_What to do_
Arrange every line of the material below as a JSON list of strings, one string per line, and leave out blank lines.

[Annotated region listings]

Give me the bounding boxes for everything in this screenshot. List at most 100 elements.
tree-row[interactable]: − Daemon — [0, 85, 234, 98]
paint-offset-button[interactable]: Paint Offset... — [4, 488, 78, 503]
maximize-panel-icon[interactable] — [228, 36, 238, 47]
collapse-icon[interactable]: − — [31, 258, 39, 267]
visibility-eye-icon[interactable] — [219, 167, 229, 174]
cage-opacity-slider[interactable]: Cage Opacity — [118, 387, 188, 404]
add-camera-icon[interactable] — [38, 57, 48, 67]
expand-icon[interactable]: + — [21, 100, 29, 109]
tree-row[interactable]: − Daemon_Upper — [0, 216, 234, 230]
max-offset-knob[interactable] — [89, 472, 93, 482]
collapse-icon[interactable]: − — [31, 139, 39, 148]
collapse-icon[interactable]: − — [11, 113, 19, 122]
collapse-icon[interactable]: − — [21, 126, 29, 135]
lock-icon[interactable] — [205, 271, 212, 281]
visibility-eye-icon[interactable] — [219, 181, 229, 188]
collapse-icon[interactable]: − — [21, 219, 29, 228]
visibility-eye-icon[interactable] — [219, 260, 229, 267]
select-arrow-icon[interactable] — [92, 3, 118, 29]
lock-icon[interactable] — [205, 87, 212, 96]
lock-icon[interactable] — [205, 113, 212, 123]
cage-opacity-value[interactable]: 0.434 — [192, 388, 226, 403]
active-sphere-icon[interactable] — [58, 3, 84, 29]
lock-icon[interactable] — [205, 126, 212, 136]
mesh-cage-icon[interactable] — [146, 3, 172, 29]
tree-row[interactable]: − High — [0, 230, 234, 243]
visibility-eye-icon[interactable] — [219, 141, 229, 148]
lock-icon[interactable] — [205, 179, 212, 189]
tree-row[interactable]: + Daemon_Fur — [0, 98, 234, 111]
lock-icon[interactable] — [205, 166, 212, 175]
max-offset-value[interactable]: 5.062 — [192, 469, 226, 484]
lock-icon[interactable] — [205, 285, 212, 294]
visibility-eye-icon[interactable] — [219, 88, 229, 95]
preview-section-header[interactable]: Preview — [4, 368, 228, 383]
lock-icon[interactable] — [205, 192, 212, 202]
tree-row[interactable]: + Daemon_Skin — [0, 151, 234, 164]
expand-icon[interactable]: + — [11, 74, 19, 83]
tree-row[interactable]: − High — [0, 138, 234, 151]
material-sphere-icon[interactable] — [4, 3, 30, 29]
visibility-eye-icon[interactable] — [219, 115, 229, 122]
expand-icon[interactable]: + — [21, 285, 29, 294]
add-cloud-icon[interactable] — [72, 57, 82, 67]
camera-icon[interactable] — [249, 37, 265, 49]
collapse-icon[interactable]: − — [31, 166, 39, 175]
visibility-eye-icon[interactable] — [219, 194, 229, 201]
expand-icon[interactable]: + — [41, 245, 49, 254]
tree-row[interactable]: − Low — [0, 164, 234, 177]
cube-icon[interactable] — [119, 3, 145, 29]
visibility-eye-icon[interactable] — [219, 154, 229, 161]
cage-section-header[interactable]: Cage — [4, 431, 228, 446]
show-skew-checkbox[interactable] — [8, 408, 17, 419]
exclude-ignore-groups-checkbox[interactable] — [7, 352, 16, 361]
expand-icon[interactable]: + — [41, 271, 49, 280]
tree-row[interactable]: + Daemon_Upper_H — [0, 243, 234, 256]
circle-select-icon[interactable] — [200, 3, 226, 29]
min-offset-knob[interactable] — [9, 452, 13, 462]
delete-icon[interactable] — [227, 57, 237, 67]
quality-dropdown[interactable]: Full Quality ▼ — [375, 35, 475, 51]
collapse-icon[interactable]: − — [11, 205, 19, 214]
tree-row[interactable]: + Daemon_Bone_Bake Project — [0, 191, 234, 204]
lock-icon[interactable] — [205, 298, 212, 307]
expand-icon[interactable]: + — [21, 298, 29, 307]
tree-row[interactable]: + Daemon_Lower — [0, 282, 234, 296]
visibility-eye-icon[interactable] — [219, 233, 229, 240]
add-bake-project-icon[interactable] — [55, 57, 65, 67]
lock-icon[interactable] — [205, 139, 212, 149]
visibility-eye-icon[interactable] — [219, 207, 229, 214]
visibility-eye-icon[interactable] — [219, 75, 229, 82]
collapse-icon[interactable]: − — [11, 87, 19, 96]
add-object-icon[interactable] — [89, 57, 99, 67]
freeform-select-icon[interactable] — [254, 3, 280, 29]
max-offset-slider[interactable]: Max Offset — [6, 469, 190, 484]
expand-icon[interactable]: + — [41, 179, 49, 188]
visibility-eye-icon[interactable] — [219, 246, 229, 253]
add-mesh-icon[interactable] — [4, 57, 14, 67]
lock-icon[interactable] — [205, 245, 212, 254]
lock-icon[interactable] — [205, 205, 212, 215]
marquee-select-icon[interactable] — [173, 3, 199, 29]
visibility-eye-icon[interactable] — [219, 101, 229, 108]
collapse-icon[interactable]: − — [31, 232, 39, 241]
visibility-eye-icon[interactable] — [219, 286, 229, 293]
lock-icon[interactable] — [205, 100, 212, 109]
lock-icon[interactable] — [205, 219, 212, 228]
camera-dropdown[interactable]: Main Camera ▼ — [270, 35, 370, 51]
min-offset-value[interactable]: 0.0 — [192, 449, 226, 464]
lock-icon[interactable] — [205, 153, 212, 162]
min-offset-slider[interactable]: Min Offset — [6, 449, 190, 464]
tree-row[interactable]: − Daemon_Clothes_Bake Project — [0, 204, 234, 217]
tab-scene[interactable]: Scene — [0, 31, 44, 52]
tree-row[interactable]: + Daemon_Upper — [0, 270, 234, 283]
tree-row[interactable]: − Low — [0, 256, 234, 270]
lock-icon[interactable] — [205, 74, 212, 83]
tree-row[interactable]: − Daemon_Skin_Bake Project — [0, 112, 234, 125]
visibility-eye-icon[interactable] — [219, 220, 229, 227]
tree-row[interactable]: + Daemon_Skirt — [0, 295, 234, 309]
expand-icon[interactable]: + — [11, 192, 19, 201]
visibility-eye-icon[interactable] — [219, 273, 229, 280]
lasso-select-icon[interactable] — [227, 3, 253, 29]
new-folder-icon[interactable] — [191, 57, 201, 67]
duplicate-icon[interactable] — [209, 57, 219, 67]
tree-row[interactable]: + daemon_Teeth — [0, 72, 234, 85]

_Complete answer_
[
  "Give me the bounding boxes for everything in this screenshot. List at most 100 elements.",
  "tree-row[interactable]: − Daemon — [0, 85, 234, 98]",
  "paint-offset-button[interactable]: Paint Offset... — [4, 488, 78, 503]",
  "maximize-panel-icon[interactable] — [228, 36, 238, 47]",
  "collapse-icon[interactable]: − — [31, 258, 39, 267]",
  "visibility-eye-icon[interactable] — [219, 167, 229, 174]",
  "cage-opacity-slider[interactable]: Cage Opacity — [118, 387, 188, 404]",
  "add-camera-icon[interactable] — [38, 57, 48, 67]",
  "expand-icon[interactable]: + — [21, 100, 29, 109]",
  "tree-row[interactable]: − Daemon_Upper — [0, 216, 234, 230]",
  "max-offset-knob[interactable] — [89, 472, 93, 482]",
  "collapse-icon[interactable]: − — [31, 139, 39, 148]",
  "collapse-icon[interactable]: − — [11, 113, 19, 122]",
  "collapse-icon[interactable]: − — [21, 126, 29, 135]",
  "lock-icon[interactable] — [205, 271, 212, 281]",
  "visibility-eye-icon[interactable] — [219, 181, 229, 188]",
  "collapse-icon[interactable]: − — [21, 219, 29, 228]",
  "visibility-eye-icon[interactable] — [219, 260, 229, 267]",
  "select-arrow-icon[interactable] — [92, 3, 118, 29]",
  "lock-icon[interactable] — [205, 87, 212, 96]",
  "lock-icon[interactable] — [205, 113, 212, 123]",
  "cage-opacity-value[interactable]: 0.434 — [192, 388, 226, 403]",
  "active-sphere-icon[interactable] — [58, 3, 84, 29]",
  "lock-icon[interactable] — [205, 126, 212, 136]",
  "mesh-cage-icon[interactable] — [146, 3, 172, 29]",
  "tree-row[interactable]: − High — [0, 230, 234, 243]",
  "visibility-eye-icon[interactable] — [219, 141, 229, 148]",
  "lock-icon[interactable] — [205, 179, 212, 189]",
  "tree-row[interactable]: + Daemon_Fur — [0, 98, 234, 111]",
  "lock-icon[interactable] — [205, 166, 212, 175]",
  "max-offset-value[interactable]: 5.062 — [192, 469, 226, 484]",
  "lock-icon[interactable] — [205, 285, 212, 294]",
  "visibility-eye-icon[interactable] — [219, 88, 229, 95]",
  "preview-section-header[interactable]: Preview — [4, 368, 228, 383]",
  "lock-icon[interactable] — [205, 192, 212, 202]",
  "tree-row[interactable]: + Daemon_Skin — [0, 151, 234, 164]",
  "expand-icon[interactable]: + — [11, 74, 19, 83]",
  "tree-row[interactable]: − High — [0, 138, 234, 151]",
  "material-sphere-icon[interactable] — [4, 3, 30, 29]",
  "visibility-eye-icon[interactable] — [219, 115, 229, 122]",
  "expand-icon[interactable]: + — [21, 285, 29, 294]",
  "add-cloud-icon[interactable] — [72, 57, 82, 67]",
  "camera-icon[interactable] — [249, 37, 265, 49]",
  "collapse-icon[interactable]: − — [31, 166, 39, 175]",
  "visibility-eye-icon[interactable] — [219, 194, 229, 201]",
  "expand-icon[interactable]: + — [41, 245, 49, 254]",
  "tree-row[interactable]: − Low — [0, 164, 234, 177]",
  "cube-icon[interactable] — [119, 3, 145, 29]",
  "visibility-eye-icon[interactable] — [219, 154, 229, 161]",
  "cage-section-header[interactable]: Cage — [4, 431, 228, 446]",
  "show-skew-checkbox[interactable] — [8, 408, 17, 419]",
  "exclude-ignore-groups-checkbox[interactable] — [7, 352, 16, 361]",
  "expand-icon[interactable]: + — [41, 271, 49, 280]",
  "tree-row[interactable]: + Daemon_Upper_H — [0, 243, 234, 256]",
  "circle-select-icon[interactable] — [200, 3, 226, 29]",
  "min-offset-knob[interactable] — [9, 452, 13, 462]",
  "delete-icon[interactable] — [227, 57, 237, 67]",
  "quality-dropdown[interactable]: Full Quality ▼ — [375, 35, 475, 51]",
  "collapse-icon[interactable]: − — [11, 205, 19, 214]",
  "tree-row[interactable]: + Daemon_Bone_Bake Project — [0, 191, 234, 204]",
  "lock-icon[interactable] — [205, 298, 212, 307]",
  "expand-icon[interactable]: + — [21, 298, 29, 307]",
  "tree-row[interactable]: + Daemon_Lower — [0, 282, 234, 296]",
  "visibility-eye-icon[interactable] — [219, 233, 229, 240]",
  "add-bake-project-icon[interactable] — [55, 57, 65, 67]",
  "lock-icon[interactable] — [205, 139, 212, 149]",
  "visibility-eye-icon[interactable] — [219, 207, 229, 214]",
  "visibility-eye-icon[interactable] — [219, 75, 229, 82]",
  "collapse-icon[interactable]: − — [11, 87, 19, 96]",
  "add-object-icon[interactable] — [89, 57, 99, 67]",
  "freeform-select-icon[interactable] — [254, 3, 280, 29]",
  "max-offset-slider[interactable]: Max Offset — [6, 469, 190, 484]",
  "expand-icon[interactable]: + — [41, 179, 49, 188]",
  "visibility-eye-icon[interactable] — [219, 246, 229, 253]",
  "add-mesh-icon[interactable] — [4, 57, 14, 67]",
  "lock-icon[interactable] — [205, 245, 212, 254]",
  "lock-icon[interactable] — [205, 205, 212, 215]",
  "marquee-select-icon[interactable] — [173, 3, 199, 29]",
  "visibility-eye-icon[interactable] — [219, 101, 229, 108]",
  "collapse-icon[interactable]: − — [31, 232, 39, 241]",
  "visibility-eye-icon[interactable] — [219, 286, 229, 293]",
  "lock-icon[interactable] — [205, 100, 212, 109]",
  "lock-icon[interactable] — [205, 219, 212, 228]",
  "camera-dropdown[interactable]: Main Camera ▼ — [270, 35, 370, 51]",
  "min-offset-value[interactable]: 0.0 — [192, 449, 226, 464]",
  "lock-icon[interactable] — [205, 153, 212, 162]",
  "min-offset-slider[interactable]: Min Offset — [6, 449, 190, 464]",
  "tree-row[interactable]: − Daemon_Clothes_Bake Project — [0, 204, 234, 217]",
  "tab-scene[interactable]: Scene — [0, 31, 44, 52]",
  "tree-row[interactable]: + Daemon_Upper — [0, 270, 234, 283]",
  "tree-row[interactable]: − Low — [0, 256, 234, 270]",
  "lock-icon[interactable] — [205, 74, 212, 83]",
  "tree-row[interactable]: − Daemon_Skin_Bake Project — [0, 112, 234, 125]",
  "visibility-eye-icon[interactable] — [219, 220, 229, 227]",
  "tree-row[interactable]: + Daemon_Skirt — [0, 295, 234, 309]",
  "expand-icon[interactable]: + — [11, 192, 19, 201]",
  "visibility-eye-icon[interactable] — [219, 273, 229, 280]",
  "lasso-select-icon[interactable] — [227, 3, 253, 29]",
  "new-folder-icon[interactable] — [191, 57, 201, 67]",
  "duplicate-icon[interactable] — [209, 57, 219, 67]",
  "tree-row[interactable]: + daemon_Teeth — [0, 72, 234, 85]"
]